## Deine Aufgabe
Gib den Übungstext über die Gedenkfeier zum Volkstrauertag vollständig und unverändert wieder.

## Übungstext
• • • • • • •
Volkstrauertag mit vielen Gästen

NewWay Singers. Fotos: Stadt/bs

Ministrantinnen von St. Remigius und St. Michael

Elmar Theveßen

Kaplan Björn Rottmann

Bläserchöre Ingelheim

Selten gab es bei einer Gedenkfeier zum Volkstrauertag Sonnenschein, so dass sich viele Bürger auf den Weg in die Kommerzienrat Boehringer Anlage gemacht hatten, wie Oberbürgermeister Ralf Claus bei der Begrüßung erfreut feststellte.
• • • • • • •
(Daten zur Analyse des Seitenlayouts)
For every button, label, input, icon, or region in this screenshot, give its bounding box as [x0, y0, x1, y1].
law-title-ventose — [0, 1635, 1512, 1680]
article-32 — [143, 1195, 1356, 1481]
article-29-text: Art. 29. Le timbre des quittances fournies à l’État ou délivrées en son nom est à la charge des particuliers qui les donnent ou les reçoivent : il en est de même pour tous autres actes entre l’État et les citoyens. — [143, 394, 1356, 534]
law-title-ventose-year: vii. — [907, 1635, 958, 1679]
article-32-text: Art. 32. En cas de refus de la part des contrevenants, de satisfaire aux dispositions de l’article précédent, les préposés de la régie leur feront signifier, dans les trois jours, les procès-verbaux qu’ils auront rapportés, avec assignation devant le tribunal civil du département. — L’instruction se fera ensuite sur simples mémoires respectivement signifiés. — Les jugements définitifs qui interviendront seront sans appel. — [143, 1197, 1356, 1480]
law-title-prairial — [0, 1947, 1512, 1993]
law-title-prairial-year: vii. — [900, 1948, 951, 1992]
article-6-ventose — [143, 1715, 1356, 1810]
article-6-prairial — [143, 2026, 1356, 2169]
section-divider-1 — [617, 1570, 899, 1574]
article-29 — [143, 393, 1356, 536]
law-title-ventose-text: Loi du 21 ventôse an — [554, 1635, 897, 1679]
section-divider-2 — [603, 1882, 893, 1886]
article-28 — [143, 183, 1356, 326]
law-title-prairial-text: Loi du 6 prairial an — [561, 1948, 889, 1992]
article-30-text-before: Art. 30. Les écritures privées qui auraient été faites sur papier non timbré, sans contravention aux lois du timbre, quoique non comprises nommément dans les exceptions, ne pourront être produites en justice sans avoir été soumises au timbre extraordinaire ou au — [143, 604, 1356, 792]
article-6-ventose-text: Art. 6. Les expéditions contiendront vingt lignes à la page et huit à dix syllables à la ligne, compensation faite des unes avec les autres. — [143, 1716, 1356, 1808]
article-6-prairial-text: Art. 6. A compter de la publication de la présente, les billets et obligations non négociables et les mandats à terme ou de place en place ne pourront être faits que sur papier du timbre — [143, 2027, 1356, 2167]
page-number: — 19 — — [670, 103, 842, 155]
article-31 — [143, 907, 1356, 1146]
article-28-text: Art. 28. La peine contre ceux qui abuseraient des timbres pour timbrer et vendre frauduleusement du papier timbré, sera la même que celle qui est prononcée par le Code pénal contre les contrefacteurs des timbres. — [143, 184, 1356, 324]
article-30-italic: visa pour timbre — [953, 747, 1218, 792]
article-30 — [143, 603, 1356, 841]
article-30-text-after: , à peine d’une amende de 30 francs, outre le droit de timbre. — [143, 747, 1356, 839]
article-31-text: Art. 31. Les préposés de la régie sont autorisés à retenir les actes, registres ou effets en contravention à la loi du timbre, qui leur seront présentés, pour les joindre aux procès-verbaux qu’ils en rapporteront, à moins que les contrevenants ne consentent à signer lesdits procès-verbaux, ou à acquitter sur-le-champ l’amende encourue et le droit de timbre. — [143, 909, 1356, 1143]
• • • • • • •
## Ergebnis der Übung
Volkstrauertag mit vielen Gästen

NewWay Singers. Fotos: Stadt/bs

Ministrantinnen von St. Remigius und St. Michael

Elmar Theveßen

Kaplan Björn Rottmann

Bläserchöre Ingelheim

Selten gab es bei einer Gedenkfeier zum Volkstrauertag Sonnenschein, so dass sich viele Bürger auf den Weg in die Kommerzienrat Boehringer Anlage gemacht hatten, wie Oberbürgermeister Ralf Claus bei der Begrüßung erfreut feststellte.